Task prompt:
Can you pull out each line of the data below that includes the word "para"?

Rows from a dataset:
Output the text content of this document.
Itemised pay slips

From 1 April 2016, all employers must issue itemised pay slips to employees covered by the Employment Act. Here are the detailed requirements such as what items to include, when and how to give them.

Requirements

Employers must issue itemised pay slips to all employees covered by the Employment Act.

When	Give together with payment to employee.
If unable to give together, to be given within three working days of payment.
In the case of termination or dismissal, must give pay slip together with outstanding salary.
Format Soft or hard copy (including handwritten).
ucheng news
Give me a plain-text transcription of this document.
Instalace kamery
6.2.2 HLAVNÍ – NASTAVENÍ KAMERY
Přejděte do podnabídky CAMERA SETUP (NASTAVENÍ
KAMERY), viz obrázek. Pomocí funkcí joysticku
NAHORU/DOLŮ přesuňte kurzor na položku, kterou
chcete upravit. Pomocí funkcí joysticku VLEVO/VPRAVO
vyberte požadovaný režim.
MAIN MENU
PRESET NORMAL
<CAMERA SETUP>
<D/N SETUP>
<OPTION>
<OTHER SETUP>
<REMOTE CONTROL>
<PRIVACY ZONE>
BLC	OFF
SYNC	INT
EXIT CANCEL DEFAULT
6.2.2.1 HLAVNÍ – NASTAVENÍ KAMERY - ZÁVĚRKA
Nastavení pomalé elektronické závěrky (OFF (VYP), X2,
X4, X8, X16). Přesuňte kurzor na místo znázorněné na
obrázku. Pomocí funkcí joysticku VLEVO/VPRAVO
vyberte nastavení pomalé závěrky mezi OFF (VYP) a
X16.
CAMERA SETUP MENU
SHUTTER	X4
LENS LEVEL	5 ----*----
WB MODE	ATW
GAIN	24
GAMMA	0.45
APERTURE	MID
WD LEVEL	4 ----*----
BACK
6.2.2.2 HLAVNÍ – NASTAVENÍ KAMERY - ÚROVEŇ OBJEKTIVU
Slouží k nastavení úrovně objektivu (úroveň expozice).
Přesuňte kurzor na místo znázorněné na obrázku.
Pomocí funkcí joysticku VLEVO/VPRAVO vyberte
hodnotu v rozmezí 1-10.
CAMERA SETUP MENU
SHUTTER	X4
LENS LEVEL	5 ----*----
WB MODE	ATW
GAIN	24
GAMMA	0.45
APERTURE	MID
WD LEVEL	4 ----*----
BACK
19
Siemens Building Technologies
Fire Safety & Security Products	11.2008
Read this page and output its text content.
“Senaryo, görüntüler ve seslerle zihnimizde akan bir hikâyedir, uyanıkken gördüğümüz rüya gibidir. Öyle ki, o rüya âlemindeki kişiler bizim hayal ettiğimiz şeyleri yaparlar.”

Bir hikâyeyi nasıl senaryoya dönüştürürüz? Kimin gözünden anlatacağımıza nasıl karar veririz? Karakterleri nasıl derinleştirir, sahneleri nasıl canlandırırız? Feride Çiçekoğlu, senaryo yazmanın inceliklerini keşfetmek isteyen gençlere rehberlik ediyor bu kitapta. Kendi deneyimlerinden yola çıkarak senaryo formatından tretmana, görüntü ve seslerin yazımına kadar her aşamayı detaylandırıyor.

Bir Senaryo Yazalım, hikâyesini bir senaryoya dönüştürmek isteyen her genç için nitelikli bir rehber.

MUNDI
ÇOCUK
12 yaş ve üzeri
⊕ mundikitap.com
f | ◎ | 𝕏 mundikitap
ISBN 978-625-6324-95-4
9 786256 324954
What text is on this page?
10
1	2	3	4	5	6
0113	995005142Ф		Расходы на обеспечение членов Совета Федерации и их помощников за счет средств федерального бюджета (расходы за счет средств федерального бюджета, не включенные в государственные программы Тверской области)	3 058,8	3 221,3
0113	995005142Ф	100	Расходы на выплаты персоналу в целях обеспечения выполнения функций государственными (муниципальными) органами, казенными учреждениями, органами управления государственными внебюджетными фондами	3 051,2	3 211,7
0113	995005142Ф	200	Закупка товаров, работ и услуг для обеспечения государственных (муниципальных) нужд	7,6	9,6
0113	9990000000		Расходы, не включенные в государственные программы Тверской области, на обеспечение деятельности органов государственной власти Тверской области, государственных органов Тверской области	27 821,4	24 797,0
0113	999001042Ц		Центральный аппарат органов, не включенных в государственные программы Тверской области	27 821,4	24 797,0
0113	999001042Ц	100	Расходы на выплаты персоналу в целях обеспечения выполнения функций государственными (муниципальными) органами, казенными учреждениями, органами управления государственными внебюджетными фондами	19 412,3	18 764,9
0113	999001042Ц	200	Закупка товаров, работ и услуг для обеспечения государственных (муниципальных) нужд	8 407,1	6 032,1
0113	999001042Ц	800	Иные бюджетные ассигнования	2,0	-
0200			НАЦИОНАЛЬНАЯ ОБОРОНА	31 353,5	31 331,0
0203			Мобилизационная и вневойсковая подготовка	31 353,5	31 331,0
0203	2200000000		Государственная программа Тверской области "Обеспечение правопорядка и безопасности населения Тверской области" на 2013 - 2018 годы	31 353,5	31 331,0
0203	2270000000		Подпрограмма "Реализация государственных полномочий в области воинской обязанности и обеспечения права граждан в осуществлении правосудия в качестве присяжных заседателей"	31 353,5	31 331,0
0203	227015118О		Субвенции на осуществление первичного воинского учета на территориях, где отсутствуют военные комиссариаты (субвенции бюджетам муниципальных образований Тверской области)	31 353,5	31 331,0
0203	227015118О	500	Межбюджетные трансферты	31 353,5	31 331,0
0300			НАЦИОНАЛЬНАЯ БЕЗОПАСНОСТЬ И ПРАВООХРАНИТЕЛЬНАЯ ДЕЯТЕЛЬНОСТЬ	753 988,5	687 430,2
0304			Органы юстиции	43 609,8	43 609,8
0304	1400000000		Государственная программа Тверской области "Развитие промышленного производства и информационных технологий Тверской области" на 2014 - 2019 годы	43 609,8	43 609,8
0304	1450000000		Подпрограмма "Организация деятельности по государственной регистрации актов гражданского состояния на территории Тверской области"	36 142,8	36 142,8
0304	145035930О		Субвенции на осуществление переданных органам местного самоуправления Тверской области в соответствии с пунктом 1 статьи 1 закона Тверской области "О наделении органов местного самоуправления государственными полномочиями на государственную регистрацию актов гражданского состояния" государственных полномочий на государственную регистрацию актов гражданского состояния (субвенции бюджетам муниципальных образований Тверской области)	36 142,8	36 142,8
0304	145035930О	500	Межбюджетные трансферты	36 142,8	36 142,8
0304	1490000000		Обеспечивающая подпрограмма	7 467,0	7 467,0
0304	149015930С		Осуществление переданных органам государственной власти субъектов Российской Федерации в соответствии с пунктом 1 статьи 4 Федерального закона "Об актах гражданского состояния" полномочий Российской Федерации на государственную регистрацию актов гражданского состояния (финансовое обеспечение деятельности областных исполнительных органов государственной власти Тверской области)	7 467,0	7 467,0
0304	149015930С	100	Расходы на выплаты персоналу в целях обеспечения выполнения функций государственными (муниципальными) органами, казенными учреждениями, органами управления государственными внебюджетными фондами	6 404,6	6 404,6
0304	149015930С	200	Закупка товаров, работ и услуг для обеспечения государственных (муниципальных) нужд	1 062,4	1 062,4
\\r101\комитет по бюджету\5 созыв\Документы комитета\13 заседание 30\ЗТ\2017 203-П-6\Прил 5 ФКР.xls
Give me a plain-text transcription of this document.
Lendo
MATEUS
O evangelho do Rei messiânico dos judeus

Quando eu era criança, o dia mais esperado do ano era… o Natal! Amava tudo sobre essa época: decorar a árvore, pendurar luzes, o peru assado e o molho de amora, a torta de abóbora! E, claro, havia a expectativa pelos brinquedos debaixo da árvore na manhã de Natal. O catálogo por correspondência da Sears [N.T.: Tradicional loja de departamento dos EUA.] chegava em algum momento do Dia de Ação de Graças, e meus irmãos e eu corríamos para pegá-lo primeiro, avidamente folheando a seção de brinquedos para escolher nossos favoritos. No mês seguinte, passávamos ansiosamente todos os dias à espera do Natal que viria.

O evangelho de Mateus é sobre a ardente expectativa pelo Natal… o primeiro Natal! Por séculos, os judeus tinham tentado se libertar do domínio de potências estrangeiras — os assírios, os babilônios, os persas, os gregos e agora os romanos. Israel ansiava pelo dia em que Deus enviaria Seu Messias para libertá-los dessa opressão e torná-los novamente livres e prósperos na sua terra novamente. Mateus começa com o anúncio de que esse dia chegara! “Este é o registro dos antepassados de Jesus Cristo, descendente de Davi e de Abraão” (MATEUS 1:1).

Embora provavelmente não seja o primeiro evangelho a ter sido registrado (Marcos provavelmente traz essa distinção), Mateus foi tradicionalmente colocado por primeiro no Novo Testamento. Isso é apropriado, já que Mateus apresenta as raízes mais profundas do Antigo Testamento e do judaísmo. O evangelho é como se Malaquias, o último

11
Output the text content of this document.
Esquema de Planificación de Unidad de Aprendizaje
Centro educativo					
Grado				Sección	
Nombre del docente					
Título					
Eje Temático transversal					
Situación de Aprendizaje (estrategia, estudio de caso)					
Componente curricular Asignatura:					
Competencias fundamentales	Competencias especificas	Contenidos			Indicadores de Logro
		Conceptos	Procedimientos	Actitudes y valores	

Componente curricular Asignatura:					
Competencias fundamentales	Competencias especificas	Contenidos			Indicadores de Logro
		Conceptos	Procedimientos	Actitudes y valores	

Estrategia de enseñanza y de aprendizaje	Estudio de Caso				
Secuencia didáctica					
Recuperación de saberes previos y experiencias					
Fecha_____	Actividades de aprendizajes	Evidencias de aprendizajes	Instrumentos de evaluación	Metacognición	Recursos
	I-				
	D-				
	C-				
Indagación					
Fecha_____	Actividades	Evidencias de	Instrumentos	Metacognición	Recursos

Exercise response:
Quando eu era criança, o dia mais esperado do ano era… o Natal! Amava tudo sobre essa época: decorar a árvore, pendurar luzes, o peru assado e o molho de amora, a torta de abóbora! E, claro, havia a expectativa pelos brinquedos debaixo da árvore na manhã de Natal. O catálogo por correspondência da Sears [N.T.: Tradicional loja de departamento dos EUA.] chegava em algum momento do Dia de Ação de Graças, e meus irmãos e eu corríamos para pegá-lo primeiro, avidamente folheando a seção de brinquedos para escolher nossos favoritos. No mês seguinte, passávamos ansiosamente todos os dias à espera do Natal que viria.
O evangelho de Mateus é sobre a ardente expectativa pelo Natal… o primeiro Natal! Por séculos, os judeus tinham tentado se libertar do domínio de potências estrangeiras — os assírios, os babilônios, os persas, os gregos e agora os romanos. Israel ansiava pelo dia em que Deus enviaria Seu Messias para libertá-los dessa opressão e torná-los novamente livres e prósperos na sua terra novamente. Mateus começa com o anúncio de que esse dia chegara! “Este é o registro dos antepassados de Jesus Cristo, descendente de Davi e de Abraão” (MATEUS 1:1).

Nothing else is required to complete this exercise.